このアルゴリズムには、十数個のwhile文が使われている。まずは、このうちのどれかが無限ループになっている、という仮説を立てた。どのループが原因になっているのかを調べるために、まずは怪しそうなループを全て「繰り返さないループ」に差し替えることにしよう。

ここで紹介することは、Gistの2つ目の更新に実際のコードがある。僕のつたない日本語よりもJavaScriptが読みやすいという方は、ぜひそちらをご覧いただきたい。

例えば、

do{ ... } while (count == 1000); 

という繰り返しのコードを 

do { ... } while (count == 1000 && false); 

にすることで、「繰り返さないループ」に差し替えることができる。

ここでひとつ工夫を加える。falseをそのまま付けるのではなく、 __stopper という関数にして、関数の結果として false を返す(returnする)ようにするのである。わざわざ関数を作る利点は2つある。

1.どこで使われたか分かるようにすること

2.true/false (ループさせる/させない)を切り替えられるようにすること

どこで使われたか分かるように、とは、一体どういうことだろうか。引数に適当な数字を入れてみると理解がしやすいかも知れない。先ほどの例はこうなる。

do { ... } while (count == 1000 && __stopper(1));

1というのは仮に入れた数字で、その他の条件式にはそれぞれ違った数字を入れておく。2, 3, ...とナンバリングしていけば分かりやすいだろう。

true/false を切り替えるには、return する値を変えてやれば良い。重要なのは、いつループさせていつ止めるかだが、それには色々な方法がある。ここでは時間を使った切り替えを用いることにする。

まずコードだ。

### やり方
while文の無限ループを探す話の文章を、最後の文のあとから書き足してください。 以下の項目は、別の出どころから集めたものです。

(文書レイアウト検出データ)
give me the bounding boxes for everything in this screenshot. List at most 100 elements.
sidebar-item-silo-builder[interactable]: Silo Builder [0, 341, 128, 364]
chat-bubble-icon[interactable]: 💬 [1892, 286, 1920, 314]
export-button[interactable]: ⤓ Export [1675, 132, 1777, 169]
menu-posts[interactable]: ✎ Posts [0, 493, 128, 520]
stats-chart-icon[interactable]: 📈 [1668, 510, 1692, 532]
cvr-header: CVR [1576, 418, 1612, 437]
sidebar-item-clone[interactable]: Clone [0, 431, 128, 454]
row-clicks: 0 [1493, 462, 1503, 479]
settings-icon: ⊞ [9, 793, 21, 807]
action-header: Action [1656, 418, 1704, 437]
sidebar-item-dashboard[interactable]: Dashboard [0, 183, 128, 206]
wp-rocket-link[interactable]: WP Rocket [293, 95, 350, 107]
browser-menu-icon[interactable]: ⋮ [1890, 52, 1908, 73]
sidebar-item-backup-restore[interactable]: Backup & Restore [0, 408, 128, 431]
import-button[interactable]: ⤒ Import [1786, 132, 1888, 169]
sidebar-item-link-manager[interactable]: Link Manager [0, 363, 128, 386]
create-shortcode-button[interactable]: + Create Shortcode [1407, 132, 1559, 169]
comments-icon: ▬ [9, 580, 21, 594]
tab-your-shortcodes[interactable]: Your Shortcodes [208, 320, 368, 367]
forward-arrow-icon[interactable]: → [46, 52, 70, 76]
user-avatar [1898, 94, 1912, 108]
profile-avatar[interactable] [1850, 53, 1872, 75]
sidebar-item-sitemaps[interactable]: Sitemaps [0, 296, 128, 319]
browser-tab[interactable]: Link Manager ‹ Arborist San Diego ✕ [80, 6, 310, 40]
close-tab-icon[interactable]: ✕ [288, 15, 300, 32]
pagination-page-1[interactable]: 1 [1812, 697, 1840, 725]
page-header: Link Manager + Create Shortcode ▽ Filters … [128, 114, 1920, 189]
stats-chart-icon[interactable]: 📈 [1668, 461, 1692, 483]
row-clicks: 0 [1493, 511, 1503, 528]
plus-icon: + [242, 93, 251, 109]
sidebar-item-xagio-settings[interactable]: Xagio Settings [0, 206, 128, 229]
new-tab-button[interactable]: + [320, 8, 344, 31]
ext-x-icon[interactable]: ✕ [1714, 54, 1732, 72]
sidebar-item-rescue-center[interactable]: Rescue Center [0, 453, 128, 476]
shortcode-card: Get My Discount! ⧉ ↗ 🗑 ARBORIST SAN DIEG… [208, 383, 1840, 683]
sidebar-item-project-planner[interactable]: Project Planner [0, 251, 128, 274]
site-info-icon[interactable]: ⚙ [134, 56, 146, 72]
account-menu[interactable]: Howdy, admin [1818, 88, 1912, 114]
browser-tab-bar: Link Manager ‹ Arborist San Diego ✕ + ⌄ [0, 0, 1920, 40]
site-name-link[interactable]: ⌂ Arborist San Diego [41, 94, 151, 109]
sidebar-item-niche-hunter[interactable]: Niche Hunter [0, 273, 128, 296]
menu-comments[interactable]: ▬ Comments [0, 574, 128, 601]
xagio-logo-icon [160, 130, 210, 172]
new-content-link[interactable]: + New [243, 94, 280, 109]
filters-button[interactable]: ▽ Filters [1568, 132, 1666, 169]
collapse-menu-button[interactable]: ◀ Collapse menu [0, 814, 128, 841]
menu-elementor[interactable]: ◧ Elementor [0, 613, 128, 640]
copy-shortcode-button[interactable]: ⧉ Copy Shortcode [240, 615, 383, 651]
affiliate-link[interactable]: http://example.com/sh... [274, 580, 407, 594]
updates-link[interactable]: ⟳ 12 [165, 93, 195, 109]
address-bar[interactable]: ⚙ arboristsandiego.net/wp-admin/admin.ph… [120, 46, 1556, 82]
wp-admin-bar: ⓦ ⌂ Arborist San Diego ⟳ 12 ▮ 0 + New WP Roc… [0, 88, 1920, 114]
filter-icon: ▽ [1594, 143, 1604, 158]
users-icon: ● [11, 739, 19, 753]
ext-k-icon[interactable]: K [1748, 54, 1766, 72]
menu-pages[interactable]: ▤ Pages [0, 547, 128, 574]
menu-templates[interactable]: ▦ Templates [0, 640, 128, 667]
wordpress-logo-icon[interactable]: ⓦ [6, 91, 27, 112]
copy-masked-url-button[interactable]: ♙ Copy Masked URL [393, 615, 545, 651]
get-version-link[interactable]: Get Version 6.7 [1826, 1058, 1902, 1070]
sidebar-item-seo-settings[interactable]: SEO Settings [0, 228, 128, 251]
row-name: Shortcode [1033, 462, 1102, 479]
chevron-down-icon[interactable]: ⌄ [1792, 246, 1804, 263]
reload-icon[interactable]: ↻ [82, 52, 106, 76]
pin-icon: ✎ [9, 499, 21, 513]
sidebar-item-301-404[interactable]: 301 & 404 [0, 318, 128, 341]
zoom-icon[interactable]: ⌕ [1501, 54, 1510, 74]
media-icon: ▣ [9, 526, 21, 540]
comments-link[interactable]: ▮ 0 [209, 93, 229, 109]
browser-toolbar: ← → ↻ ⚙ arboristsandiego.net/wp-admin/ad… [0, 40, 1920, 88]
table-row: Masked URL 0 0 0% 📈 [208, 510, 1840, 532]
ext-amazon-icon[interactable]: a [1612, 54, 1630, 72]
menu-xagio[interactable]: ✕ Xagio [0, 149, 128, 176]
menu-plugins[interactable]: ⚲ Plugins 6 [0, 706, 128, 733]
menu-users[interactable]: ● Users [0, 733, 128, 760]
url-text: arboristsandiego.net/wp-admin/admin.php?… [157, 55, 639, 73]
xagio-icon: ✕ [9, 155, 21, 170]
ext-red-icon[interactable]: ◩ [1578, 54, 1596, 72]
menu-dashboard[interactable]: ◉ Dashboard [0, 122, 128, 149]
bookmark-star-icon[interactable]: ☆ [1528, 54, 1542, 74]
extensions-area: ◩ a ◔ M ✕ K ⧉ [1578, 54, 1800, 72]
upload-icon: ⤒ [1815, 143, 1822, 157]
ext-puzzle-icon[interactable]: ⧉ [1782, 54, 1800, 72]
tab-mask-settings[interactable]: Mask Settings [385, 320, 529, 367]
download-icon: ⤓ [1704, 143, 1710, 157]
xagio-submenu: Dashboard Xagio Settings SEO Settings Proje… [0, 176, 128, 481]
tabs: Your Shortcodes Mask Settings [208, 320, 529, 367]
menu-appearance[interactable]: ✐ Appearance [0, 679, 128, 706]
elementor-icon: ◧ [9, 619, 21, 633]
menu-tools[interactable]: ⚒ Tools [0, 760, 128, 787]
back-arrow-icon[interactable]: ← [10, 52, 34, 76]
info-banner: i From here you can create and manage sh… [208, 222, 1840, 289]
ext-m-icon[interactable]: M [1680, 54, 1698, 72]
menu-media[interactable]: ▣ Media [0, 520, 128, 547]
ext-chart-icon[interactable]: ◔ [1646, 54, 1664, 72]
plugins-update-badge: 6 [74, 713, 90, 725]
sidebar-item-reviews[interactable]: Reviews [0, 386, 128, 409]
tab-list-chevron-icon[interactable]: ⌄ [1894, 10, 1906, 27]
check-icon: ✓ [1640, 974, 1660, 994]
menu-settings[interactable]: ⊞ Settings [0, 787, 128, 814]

### 解答
var __beginTime = new Date().getTime();
var __stopper = function (id) {

    var elapsed = new Date().getTime() - __beginTime;
    return elapsed < 1000;

};

解説すると、最初の行でゲームが始まったときの時間を残している。そして __stopper が使われたときの時間と比較している。

1000 という数字は例で、もしあなたの脳でシュミレートするのであれば、まずは 0 から始めてみると良い。0 では全ての場合で __stopper は false を返す。つまり全くループしない。1000 は 1000ミリ秒、つまり1秒のことなので、ゲームが開始されてから1秒経過するまでは __stopper は true を返す。つまり、この数字はループを止める時間を表している。

(__stopper はストッパーと読むのだが、 true の時は進ませて false の時はストップさせるので、むしろ __repeater かも知れない。こちらの話だ)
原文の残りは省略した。